What is being asked:
Reproduce every line of the records below verbatim, keeping their order.

────────────────────

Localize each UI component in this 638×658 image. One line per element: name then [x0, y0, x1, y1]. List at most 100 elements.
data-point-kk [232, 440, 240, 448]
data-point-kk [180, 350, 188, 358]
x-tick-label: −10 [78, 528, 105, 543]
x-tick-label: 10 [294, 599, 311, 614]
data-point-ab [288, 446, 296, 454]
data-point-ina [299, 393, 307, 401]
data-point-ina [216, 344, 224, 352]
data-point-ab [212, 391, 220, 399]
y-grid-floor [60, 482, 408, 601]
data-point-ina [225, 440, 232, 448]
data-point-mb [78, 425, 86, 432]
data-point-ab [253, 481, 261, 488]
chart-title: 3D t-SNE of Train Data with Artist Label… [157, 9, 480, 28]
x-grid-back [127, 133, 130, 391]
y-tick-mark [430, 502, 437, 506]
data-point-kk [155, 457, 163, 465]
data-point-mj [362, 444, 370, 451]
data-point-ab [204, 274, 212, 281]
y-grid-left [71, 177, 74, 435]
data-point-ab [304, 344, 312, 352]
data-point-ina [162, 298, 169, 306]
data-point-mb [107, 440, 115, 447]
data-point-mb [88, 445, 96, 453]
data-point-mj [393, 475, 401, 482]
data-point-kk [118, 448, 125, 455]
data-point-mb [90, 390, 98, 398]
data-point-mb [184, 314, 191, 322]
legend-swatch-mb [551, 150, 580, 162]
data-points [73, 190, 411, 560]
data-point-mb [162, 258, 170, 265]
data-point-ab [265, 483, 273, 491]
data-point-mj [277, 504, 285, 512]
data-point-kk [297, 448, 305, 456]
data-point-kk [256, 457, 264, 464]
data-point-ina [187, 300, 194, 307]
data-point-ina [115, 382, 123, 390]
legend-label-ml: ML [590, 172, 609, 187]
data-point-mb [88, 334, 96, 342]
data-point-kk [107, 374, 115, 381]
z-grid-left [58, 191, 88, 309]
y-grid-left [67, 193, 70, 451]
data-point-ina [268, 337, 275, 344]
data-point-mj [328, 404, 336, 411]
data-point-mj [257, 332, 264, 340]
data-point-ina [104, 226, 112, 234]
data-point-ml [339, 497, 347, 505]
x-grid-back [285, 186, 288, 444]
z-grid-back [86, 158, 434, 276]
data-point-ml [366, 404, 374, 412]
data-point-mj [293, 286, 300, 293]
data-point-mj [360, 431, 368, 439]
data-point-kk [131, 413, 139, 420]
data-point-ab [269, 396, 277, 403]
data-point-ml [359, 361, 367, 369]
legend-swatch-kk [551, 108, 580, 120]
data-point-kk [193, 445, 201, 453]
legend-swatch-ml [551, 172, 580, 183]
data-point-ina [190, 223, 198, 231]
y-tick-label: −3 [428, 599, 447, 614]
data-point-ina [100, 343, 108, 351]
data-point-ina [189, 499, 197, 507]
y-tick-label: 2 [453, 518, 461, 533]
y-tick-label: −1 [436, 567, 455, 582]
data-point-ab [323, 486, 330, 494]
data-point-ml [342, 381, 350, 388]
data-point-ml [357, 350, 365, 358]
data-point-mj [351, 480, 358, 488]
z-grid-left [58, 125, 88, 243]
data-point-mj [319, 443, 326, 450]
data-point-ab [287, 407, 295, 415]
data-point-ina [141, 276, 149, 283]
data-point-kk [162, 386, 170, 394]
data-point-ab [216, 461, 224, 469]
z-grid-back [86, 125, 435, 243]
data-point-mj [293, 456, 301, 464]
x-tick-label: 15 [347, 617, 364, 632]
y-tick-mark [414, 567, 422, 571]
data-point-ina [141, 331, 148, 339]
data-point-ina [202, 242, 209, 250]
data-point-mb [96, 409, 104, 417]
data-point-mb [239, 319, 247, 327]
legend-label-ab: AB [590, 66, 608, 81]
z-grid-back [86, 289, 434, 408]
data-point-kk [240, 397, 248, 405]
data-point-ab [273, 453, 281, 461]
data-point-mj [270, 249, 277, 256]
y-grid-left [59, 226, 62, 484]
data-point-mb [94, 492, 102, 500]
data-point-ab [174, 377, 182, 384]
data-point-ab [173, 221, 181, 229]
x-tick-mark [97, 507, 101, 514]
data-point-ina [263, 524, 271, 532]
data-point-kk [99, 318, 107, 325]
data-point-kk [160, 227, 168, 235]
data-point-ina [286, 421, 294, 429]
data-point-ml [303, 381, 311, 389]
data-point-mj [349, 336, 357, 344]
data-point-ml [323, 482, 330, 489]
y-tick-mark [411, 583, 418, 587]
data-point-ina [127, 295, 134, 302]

────────────────────

Answer to this exercise:
Localize each UI component in this 638×658 image. One line per element: name then [x0, y0, x1, y1]. List at most 100 elements.
data-point-kk [232, 440, 240, 448]
data-point-kk [180, 350, 188, 358]
x-tick-label: −10 [78, 528, 105, 543]
x-tick-label: 10 [294, 599, 311, 614]
data-point-ab [288, 446, 296, 454]
data-point-ina [299, 393, 307, 401]
data-point-ina [216, 344, 224, 352]
data-point-ab [212, 391, 220, 399]
y-grid-floor [60, 482, 408, 601]
data-point-ina [225, 440, 232, 448]
data-point-mb [78, 425, 86, 432]
data-point-ab [253, 481, 261, 488]
chart-title: 3D t-SNE of Train Data with Artist Label… [157, 9, 480, 28]
x-grid-back [127, 133, 130, 391]
y-tick-mark [430, 502, 437, 506]
data-point-kk [155, 457, 163, 465]
data-point-mj [362, 444, 370, 451]
data-point-ab [204, 274, 212, 281]
y-grid-left [71, 177, 74, 435]
data-point-ab [304, 344, 312, 352]
data-point-ina [162, 298, 169, 306]
data-point-mb [107, 440, 115, 447]
data-point-mb [88, 445, 96, 453]
data-point-mj [393, 475, 401, 482]
data-point-kk [118, 448, 125, 455]
data-point-mb [90, 390, 98, 398]
data-point-mb [184, 314, 191, 322]
legend-swatch-mb [551, 150, 580, 162]
data-points [73, 190, 411, 560]
data-point-mb [162, 258, 170, 265]
data-point-ab [265, 483, 273, 491]
data-point-mj [277, 504, 285, 512]
data-point-kk [297, 448, 305, 456]
data-point-kk [256, 457, 264, 464]
data-point-ina [187, 300, 194, 307]
data-point-ina [115, 382, 123, 390]
legend-label-ml: ML [590, 172, 609, 187]
data-point-mb [88, 334, 96, 342]
data-point-kk [107, 374, 115, 381]
z-grid-left [58, 191, 88, 309]
y-grid-left [67, 193, 70, 451]
data-point-ina [268, 337, 275, 344]
data-point-mj [328, 404, 336, 411]
data-point-mj [257, 332, 264, 340]
data-point-ina [104, 226, 112, 234]
data-point-ml [339, 497, 347, 505]
x-grid-back [285, 186, 288, 444]
z-grid-back [86, 158, 434, 276]
data-point-ml [366, 404, 374, 412]
data-point-mj [293, 286, 300, 293]
data-point-mj [360, 431, 368, 439]
data-point-kk [131, 413, 139, 420]
data-point-ab [269, 396, 277, 403]
data-point-ml [359, 361, 367, 369]
legend-swatch-kk [551, 108, 580, 120]
data-point-kk [193, 445, 201, 453]
legend-swatch-ml [551, 172, 580, 183]
data-point-ina [190, 223, 198, 231]
y-tick-label: −3 [428, 599, 447, 614]
data-point-ina [100, 343, 108, 351]
data-point-ina [189, 499, 197, 507]
y-tick-label: 2 [453, 518, 461, 533]
y-tick-label: −1 [436, 567, 455, 582]
data-point-ab [323, 486, 330, 494]
data-point-ml [342, 381, 350, 388]
data-point-ml [357, 350, 365, 358]
data-point-mj [351, 480, 358, 488]
z-grid-left [58, 125, 88, 243]
data-point-mj [319, 443, 326, 450]
data-point-ab [287, 407, 295, 415]
data-point-ina [141, 276, 149, 283]
data-point-kk [162, 386, 170, 394]
data-point-ab [216, 461, 224, 469]
z-grid-back [86, 125, 435, 243]
data-point-mj [293, 456, 301, 464]
x-tick-label: 15 [347, 617, 364, 632]
y-tick-mark [414, 567, 422, 571]
data-point-ina [141, 331, 148, 339]
data-point-ina [202, 242, 209, 250]
data-point-mb [96, 409, 104, 417]
data-point-mb [239, 319, 247, 327]
legend-label-ab: AB [590, 66, 608, 81]
z-grid-back [86, 289, 434, 408]
data-point-kk [240, 397, 248, 405]
data-point-ab [273, 453, 281, 461]
data-point-mj [270, 249, 277, 256]
y-grid-left [59, 226, 62, 484]
data-point-mb [94, 492, 102, 500]
data-point-ab [174, 377, 182, 384]
data-point-ab [173, 221, 181, 229]
x-tick-mark [97, 507, 101, 514]
data-point-ina [263, 524, 271, 532]
data-point-kk [99, 318, 107, 325]
data-point-kk [160, 227, 168, 235]
data-point-ina [286, 421, 294, 429]
data-point-ml [303, 381, 311, 389]
data-point-mj [349, 336, 357, 344]
data-point-ml [323, 482, 330, 489]
y-tick-mark [411, 583, 418, 587]
data-point-ina [127, 295, 134, 302]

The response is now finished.